_Problem to work on_
Set down, character for character, the listing lines that start with the one containing "collapse-icon[interactable]: ◢ (118, 189, 123, 196)" and end with the one containing "close-window-button[interactable]: ✕ (476, 0, 496, 14)", both of those lines included.

[Listings with annotated regions]

━━━━

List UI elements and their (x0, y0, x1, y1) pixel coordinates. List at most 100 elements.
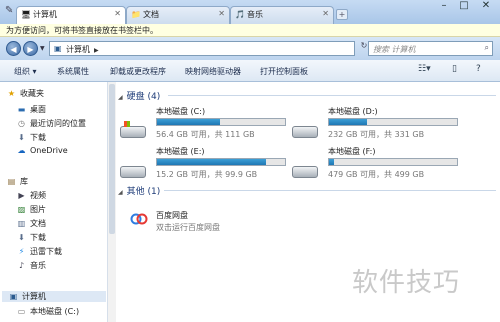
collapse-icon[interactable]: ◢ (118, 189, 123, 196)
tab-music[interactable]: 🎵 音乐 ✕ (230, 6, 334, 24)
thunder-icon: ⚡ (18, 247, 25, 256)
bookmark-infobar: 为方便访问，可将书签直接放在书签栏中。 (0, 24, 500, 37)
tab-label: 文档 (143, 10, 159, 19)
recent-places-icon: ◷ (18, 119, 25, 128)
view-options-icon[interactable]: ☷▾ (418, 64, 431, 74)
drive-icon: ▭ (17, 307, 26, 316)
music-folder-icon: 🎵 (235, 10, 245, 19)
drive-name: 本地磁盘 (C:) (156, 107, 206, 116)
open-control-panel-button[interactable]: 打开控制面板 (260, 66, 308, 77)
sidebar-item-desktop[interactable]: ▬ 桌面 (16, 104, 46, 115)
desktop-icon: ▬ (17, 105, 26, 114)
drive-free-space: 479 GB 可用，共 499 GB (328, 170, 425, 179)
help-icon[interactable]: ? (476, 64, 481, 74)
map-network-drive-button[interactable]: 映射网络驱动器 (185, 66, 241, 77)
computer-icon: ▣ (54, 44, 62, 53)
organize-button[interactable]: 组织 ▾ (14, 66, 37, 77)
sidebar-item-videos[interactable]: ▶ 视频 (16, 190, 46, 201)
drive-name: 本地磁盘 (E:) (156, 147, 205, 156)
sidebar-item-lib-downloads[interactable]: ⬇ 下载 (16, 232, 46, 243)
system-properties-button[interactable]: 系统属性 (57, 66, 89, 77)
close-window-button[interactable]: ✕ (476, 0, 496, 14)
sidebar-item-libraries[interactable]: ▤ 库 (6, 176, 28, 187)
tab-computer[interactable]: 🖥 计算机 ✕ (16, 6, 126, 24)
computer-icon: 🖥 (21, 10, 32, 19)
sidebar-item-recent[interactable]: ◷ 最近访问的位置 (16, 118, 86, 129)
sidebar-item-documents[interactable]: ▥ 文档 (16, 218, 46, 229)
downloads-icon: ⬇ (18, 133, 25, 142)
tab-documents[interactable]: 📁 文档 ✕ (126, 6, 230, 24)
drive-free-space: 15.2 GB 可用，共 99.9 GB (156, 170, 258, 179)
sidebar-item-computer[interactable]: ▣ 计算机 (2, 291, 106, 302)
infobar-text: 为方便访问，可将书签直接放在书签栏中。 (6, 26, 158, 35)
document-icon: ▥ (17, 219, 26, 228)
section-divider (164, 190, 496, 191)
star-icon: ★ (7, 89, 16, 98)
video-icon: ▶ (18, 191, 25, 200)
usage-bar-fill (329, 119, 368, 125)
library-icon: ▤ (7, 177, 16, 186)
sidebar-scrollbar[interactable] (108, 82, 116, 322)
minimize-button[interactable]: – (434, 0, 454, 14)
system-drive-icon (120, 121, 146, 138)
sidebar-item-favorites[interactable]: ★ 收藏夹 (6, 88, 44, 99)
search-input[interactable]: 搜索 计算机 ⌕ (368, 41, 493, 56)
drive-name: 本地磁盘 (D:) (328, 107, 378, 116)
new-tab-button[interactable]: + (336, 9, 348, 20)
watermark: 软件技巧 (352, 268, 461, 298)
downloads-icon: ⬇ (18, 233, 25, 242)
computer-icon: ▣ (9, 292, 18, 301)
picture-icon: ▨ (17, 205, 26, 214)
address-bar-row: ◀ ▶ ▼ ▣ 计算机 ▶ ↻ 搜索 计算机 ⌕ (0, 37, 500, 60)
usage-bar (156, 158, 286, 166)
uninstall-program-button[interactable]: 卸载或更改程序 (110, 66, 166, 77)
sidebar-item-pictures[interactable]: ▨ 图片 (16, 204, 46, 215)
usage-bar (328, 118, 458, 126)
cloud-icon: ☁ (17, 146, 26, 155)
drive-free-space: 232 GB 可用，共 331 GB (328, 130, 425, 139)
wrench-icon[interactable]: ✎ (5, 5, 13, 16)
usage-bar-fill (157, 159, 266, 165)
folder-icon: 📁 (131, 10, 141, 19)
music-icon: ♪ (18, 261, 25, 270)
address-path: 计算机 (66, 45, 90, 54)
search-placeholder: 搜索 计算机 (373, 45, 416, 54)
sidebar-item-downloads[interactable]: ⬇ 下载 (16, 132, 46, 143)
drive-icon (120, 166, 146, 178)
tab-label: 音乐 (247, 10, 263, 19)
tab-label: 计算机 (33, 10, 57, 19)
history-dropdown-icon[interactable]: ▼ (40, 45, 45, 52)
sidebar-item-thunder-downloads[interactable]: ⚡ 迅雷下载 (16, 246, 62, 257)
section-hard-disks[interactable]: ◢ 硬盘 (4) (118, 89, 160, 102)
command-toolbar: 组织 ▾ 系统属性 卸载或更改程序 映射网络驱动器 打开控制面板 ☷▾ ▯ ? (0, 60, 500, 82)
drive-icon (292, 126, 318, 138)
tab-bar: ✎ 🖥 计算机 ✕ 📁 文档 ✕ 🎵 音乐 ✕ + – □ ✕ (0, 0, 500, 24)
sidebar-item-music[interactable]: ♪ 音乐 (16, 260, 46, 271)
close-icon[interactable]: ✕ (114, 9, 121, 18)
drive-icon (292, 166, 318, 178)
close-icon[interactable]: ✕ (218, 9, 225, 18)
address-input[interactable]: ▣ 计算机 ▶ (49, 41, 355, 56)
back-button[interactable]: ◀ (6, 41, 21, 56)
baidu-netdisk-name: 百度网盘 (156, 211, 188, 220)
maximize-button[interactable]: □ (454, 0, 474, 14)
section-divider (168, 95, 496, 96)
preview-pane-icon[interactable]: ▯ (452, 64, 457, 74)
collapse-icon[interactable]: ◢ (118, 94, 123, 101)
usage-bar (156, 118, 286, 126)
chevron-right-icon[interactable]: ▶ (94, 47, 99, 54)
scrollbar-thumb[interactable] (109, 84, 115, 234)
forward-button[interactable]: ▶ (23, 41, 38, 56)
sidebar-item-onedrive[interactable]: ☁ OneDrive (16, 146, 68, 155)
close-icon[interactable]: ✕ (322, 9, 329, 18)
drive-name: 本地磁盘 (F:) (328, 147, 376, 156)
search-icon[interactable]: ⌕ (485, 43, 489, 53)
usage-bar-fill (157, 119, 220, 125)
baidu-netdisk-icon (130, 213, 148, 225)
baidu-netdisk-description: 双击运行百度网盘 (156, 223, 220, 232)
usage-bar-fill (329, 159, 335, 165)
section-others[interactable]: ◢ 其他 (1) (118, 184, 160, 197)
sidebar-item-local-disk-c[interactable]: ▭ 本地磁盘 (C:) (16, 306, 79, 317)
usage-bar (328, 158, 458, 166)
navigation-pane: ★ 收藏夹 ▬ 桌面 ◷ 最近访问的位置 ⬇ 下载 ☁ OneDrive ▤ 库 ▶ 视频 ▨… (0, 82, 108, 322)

━━━━

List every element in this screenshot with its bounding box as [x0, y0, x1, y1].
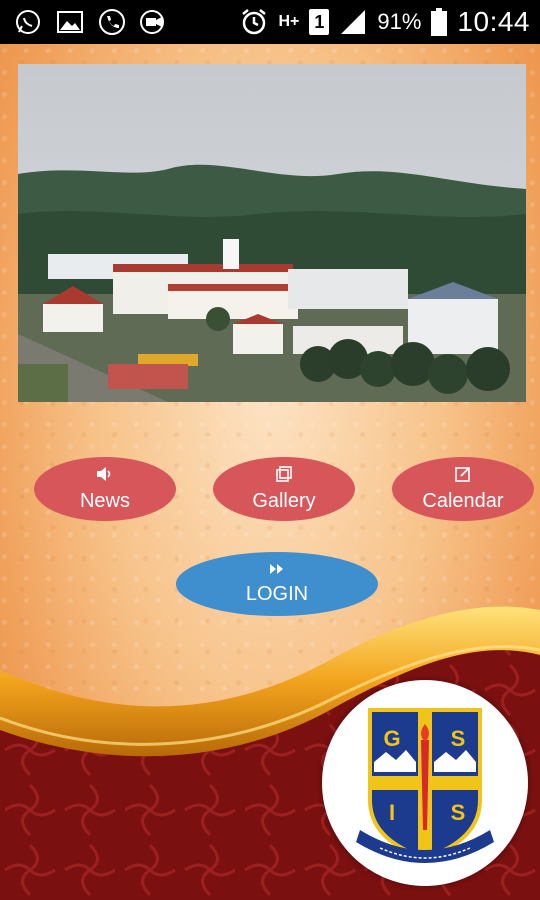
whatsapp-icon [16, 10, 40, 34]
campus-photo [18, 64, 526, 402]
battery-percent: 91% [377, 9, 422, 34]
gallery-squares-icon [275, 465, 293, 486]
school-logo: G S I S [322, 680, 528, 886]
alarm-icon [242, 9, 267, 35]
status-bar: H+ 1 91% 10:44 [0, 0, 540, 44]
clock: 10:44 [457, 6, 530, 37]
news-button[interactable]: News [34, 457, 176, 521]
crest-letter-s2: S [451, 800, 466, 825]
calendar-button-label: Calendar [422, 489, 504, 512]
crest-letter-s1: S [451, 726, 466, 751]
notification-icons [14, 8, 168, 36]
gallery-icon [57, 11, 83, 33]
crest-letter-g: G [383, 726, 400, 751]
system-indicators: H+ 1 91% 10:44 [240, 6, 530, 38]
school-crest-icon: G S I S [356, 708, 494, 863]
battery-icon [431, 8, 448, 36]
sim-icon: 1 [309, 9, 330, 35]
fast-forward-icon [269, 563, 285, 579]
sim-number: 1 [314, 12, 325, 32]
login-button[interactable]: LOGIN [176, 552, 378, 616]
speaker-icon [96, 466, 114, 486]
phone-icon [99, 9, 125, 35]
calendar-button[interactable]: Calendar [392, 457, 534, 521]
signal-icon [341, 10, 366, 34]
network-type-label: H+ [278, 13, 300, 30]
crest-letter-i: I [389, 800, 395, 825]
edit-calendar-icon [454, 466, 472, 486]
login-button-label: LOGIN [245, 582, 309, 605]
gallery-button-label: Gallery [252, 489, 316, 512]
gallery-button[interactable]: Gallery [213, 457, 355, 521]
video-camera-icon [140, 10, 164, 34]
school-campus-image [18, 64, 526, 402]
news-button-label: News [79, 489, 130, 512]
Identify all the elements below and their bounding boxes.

━━━━

_Correct result_
collapse-icon[interactable]: ◢ (118, 189, 123, 196)
tab-music[interactable]: 🎵 音乐 ✕ (230, 6, 334, 24)
thunder-icon: ⚡ (18, 247, 25, 256)
bookmark-infobar: 为方便访问，可将书签直接放在书签栏中。 (0, 24, 500, 37)
tab-label: 文档 (143, 10, 159, 19)
recent-places-icon: ◷ (18, 119, 25, 128)
view-options-icon[interactable]: ☷▾ (418, 64, 431, 74)
drive-icon: ▭ (17, 307, 26, 316)
music-folder-icon: 🎵 (235, 10, 245, 19)
drive-name: 本地磁盘 (C:) (156, 107, 206, 116)
open-control-panel-button[interactable]: 打开控制面板 (260, 66, 308, 77)
sidebar-item-desktop[interactable]: ▬ 桌面 (16, 104, 46, 115)
desktop-icon: ▬ (17, 105, 26, 114)
drive-free-space: 479 GB 可用，共 499 GB (328, 170, 425, 179)
help-icon[interactable]: ? (476, 64, 481, 74)
map-network-drive-button[interactable]: 映射网络驱动器 (185, 66, 241, 77)
computer-icon: ▣ (54, 44, 62, 53)
organize-button[interactable]: 组织 ▾ (14, 66, 37, 77)
sidebar-item-videos[interactable]: ▶ 视频 (16, 190, 46, 201)
drive-name: 本地磁盘 (E:) (156, 147, 205, 156)
sidebar-item-lib-downloads[interactable]: ⬇ 下载 (16, 232, 46, 243)
system-properties-button[interactable]: 系统属性 (57, 66, 89, 77)
close-window-button[interactable]: ✕ (476, 0, 496, 14)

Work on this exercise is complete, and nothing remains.